▶ _Aim A_: Pick out every row that contains the word "bounding", and copy each one in full. Case counts.

━━ Text segment ━━

Letters

Letters

The New VQ: Pros and Cons

I wanted to compliment you on the redesign of the Quarterly that premiered with the latest issue. Modern, clean, simple, exciting, colorful, and clear; I think it is a wonderful change and applaud you for it! Keep up the good work!

McKay Lyall ’98
Dorset, Vermont

I wondered when I would become an official Old Fogey; now Vassar: The Alumnae/i Quarterly has made it clear. Just when I finally have more discretionary time for reading, your heavy-handed color blocks are trendy hazards. Sports scores (page 8) are difficult, the Vassar Mystery List (page 19) is impossible, Music CD (26), Connecting AAVC (64), and AAVC Bylaw amendments (66) are hopeless.

You don’t have to woo us. No browsers at newsstands, we are your loving if critical captive audience. Thank you for unembellished class notes. Please let us read the rest of the magazine.

Kay Muhs Kuhn ’44
Lexington, Massachusetts

Your desire to make the Quarterly more “with it” is commendable and, with the exception of an overdose of color, the interior is fine. The cover, however, seems disconnected—no aura of Vassar whatsoever. The articles, as always, are excellent, The Last Page being a perfect antidote to the cover!

━━━
━━ Records ━━

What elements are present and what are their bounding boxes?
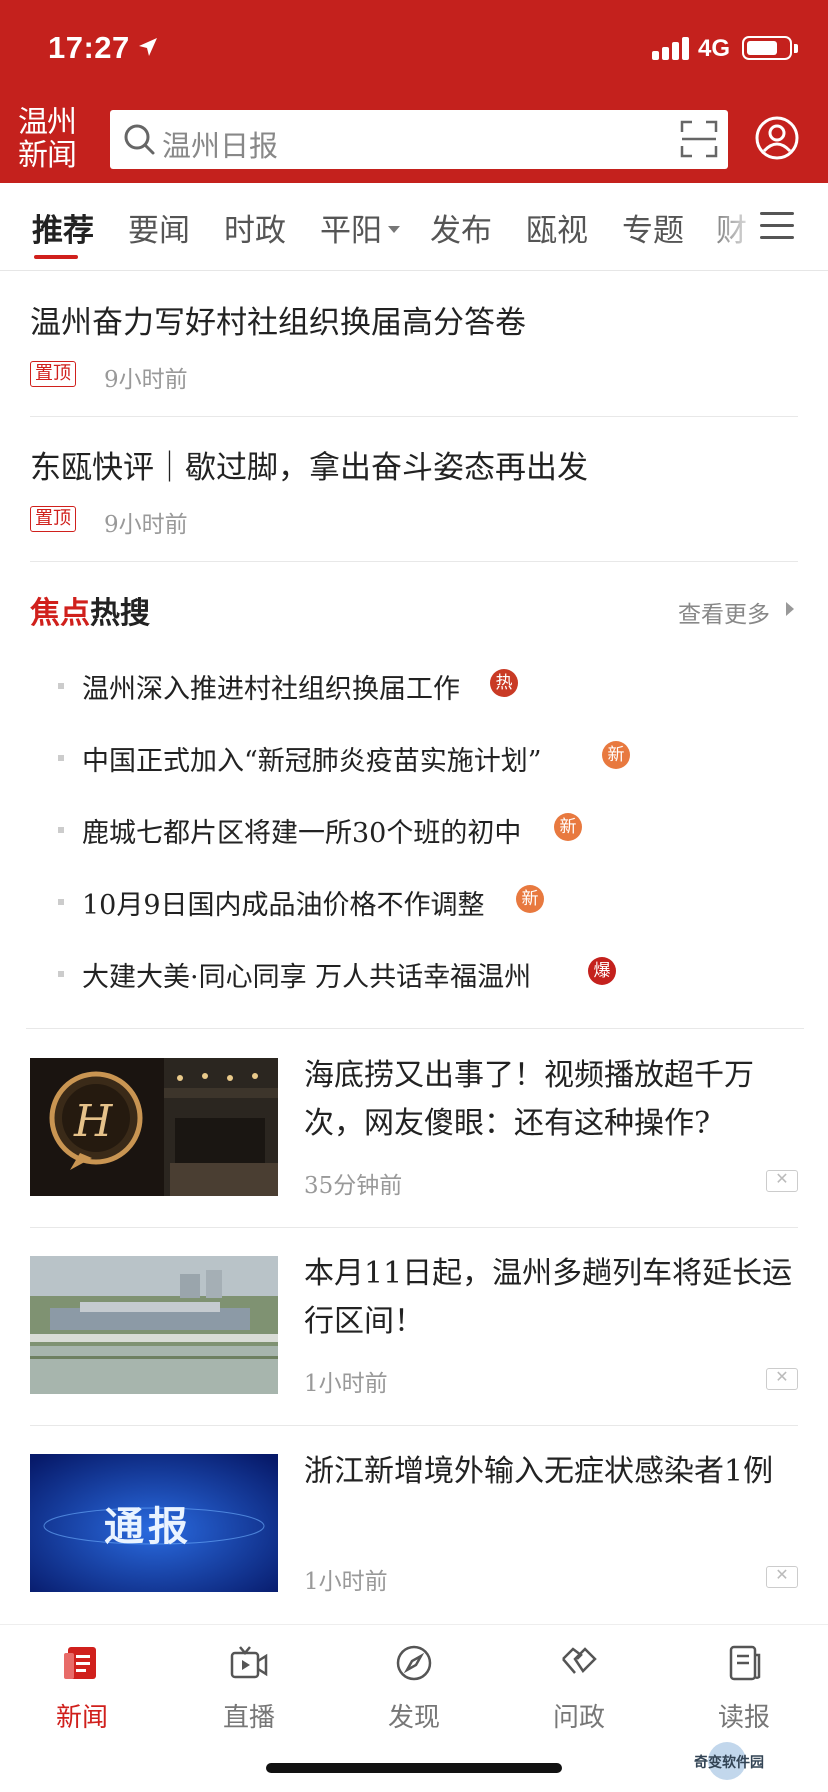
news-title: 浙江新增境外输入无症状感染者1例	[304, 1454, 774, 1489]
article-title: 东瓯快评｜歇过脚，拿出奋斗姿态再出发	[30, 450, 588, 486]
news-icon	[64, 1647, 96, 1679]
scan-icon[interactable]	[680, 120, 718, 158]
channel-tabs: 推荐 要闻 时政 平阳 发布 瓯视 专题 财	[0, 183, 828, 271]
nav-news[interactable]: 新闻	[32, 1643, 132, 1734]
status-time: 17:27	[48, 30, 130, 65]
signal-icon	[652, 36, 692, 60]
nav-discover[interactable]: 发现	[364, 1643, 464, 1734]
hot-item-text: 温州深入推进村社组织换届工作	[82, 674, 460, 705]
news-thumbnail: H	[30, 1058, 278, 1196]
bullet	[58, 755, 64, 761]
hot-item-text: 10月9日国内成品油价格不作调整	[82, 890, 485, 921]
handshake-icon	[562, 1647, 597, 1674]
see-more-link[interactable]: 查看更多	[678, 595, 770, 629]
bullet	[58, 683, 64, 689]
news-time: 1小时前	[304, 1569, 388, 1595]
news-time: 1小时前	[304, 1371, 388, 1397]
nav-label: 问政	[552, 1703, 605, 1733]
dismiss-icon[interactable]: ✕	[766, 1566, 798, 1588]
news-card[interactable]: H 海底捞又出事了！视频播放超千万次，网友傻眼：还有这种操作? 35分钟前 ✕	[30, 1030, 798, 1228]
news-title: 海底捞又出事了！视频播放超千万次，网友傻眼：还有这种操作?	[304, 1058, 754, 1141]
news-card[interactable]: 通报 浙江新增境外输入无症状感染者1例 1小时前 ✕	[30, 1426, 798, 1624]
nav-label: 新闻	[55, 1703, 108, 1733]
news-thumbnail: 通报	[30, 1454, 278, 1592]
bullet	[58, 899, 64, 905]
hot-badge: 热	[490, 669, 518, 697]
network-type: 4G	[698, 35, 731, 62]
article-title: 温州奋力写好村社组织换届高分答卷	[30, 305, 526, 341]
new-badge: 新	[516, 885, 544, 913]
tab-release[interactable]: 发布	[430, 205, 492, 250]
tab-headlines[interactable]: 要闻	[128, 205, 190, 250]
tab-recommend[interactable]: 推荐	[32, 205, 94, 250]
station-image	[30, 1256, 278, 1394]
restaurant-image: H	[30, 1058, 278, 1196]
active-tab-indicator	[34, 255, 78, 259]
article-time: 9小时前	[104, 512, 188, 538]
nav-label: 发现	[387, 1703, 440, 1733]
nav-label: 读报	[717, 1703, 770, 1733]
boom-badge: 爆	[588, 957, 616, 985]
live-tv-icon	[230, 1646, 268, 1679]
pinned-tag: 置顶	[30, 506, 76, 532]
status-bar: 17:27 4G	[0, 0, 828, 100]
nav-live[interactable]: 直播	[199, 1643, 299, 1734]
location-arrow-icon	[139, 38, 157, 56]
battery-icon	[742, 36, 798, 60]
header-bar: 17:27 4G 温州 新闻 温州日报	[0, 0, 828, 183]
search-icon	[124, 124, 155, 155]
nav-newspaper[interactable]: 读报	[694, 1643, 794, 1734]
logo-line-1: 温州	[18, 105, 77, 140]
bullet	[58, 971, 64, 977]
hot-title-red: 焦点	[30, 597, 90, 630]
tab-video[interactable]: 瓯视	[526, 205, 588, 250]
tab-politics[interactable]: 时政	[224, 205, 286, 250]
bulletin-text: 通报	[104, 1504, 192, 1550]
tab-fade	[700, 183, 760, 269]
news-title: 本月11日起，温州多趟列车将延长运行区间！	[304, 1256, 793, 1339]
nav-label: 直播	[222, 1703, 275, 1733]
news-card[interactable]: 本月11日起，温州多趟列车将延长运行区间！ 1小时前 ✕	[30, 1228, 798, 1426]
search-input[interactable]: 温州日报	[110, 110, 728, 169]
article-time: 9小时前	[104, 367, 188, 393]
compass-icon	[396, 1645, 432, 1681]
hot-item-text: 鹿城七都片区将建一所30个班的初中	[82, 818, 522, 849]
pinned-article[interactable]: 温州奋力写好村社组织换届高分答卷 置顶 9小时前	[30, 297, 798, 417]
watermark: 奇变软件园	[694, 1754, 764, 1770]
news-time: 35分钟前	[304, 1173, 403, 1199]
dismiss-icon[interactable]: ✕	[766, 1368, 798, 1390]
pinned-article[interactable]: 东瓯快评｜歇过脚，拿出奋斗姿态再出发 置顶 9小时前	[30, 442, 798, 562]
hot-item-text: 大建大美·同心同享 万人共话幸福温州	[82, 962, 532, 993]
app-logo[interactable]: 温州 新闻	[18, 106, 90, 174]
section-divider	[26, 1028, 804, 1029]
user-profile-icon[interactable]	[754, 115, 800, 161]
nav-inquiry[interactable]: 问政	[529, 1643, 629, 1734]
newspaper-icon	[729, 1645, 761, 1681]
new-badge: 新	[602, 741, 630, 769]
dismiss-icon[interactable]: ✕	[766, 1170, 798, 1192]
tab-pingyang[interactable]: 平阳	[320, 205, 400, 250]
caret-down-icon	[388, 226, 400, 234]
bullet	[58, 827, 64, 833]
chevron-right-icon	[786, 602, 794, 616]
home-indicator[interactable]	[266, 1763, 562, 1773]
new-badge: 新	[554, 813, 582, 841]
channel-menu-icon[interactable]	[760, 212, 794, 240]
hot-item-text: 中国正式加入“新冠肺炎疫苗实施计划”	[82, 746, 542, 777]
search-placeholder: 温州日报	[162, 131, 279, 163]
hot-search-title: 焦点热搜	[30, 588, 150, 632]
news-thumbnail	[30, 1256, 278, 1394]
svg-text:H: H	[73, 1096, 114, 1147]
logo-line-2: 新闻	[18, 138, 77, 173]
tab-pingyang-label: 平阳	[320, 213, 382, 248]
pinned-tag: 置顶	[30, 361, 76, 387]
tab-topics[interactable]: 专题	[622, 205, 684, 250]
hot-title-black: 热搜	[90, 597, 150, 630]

━━━
━━ Records ━━

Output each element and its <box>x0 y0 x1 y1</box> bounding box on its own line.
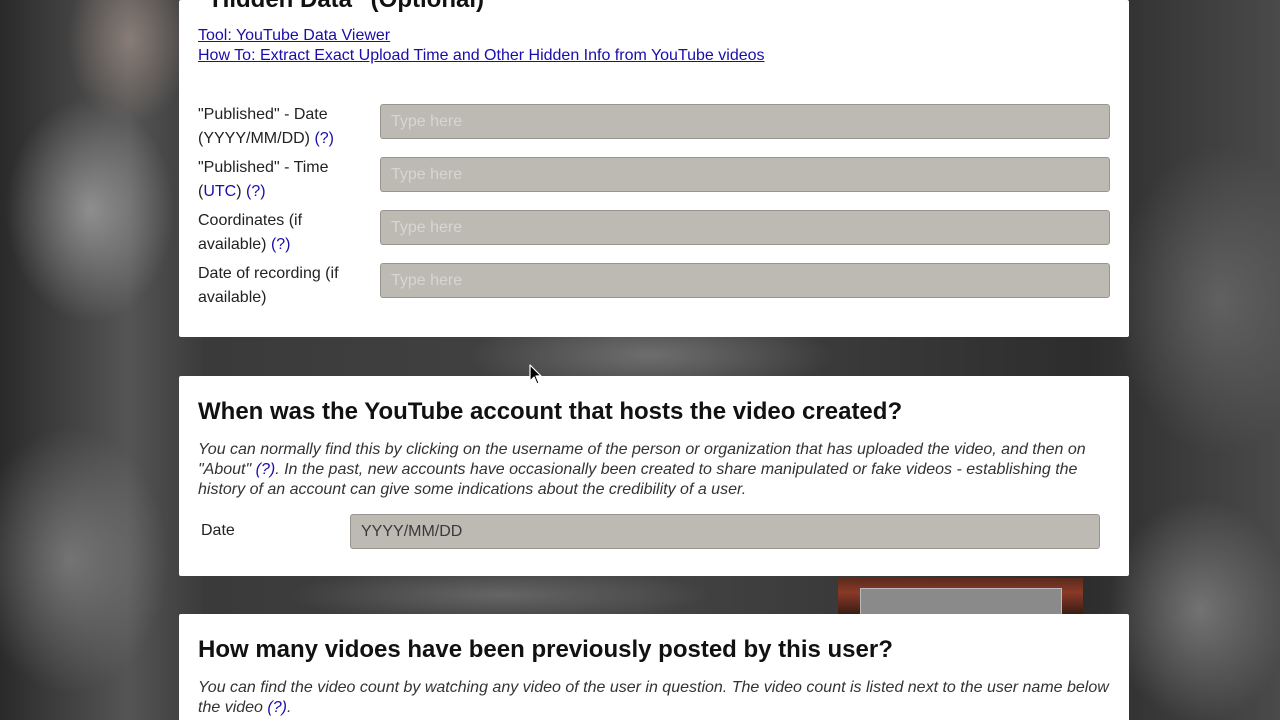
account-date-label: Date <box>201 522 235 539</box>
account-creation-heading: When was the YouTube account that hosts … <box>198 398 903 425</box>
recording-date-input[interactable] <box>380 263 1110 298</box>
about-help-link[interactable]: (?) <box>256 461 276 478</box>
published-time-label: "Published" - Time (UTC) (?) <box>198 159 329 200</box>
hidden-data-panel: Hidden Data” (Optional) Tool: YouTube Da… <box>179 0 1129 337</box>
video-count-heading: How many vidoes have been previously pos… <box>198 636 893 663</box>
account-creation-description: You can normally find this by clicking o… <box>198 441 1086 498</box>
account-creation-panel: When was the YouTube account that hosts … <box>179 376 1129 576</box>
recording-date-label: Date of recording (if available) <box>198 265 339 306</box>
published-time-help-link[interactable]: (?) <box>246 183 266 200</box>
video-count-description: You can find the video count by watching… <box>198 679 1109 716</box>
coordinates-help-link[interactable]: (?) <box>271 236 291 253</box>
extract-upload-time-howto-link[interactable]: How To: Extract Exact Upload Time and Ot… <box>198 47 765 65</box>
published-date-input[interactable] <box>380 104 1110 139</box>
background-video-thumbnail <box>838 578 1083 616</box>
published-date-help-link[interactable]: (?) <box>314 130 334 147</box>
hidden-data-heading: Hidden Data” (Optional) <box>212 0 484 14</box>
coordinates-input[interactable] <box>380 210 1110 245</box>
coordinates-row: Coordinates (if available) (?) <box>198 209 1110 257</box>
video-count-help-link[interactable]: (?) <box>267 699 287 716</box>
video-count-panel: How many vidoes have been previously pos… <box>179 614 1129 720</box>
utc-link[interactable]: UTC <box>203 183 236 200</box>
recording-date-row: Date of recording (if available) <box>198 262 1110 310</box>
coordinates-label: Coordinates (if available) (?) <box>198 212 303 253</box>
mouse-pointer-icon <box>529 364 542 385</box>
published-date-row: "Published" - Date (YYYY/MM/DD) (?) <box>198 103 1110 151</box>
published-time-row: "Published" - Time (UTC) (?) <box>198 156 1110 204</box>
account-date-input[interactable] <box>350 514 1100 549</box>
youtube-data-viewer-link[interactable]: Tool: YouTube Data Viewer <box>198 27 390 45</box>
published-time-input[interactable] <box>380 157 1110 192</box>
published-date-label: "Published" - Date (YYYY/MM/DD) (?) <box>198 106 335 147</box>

━━━
━━ Records ━━

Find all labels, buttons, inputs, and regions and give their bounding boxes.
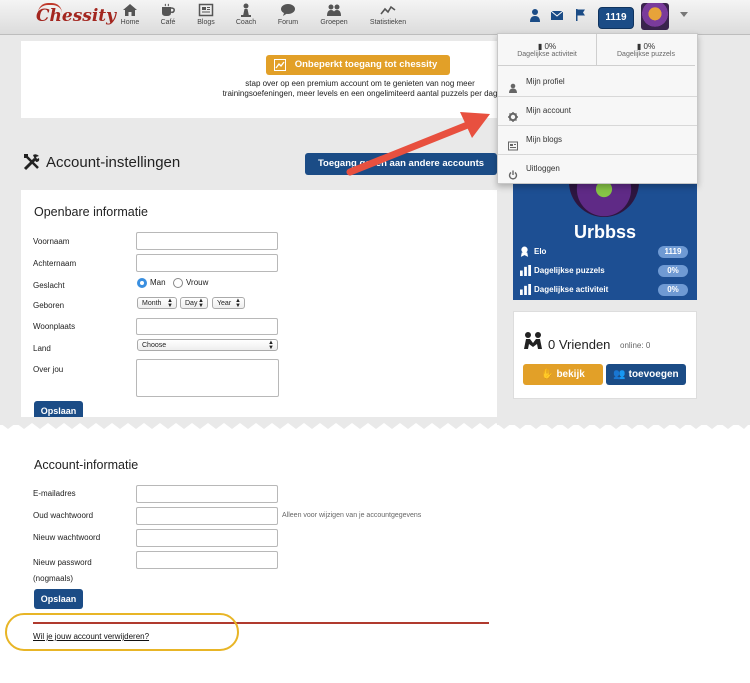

━━━

▶ _Aim B_: In the letters on the redesigned Quarterly, why does the writer from Lexington, Massachusetts say the magazine does not have to woo its readers?

▶ _Complete output A_:
What elements are present and what are their bounding boxes?
Output each element and its <box>x0 y0 x1 y1</box> bounding box on its own line.
Find all labels, buttons, inputs, and regions and give their bounding boxes.

▶ _Complete output B_: The writer says the readers are not browsers at newsstands. They are the magazine's "loving if critical captive audience," so there is no need to win them over.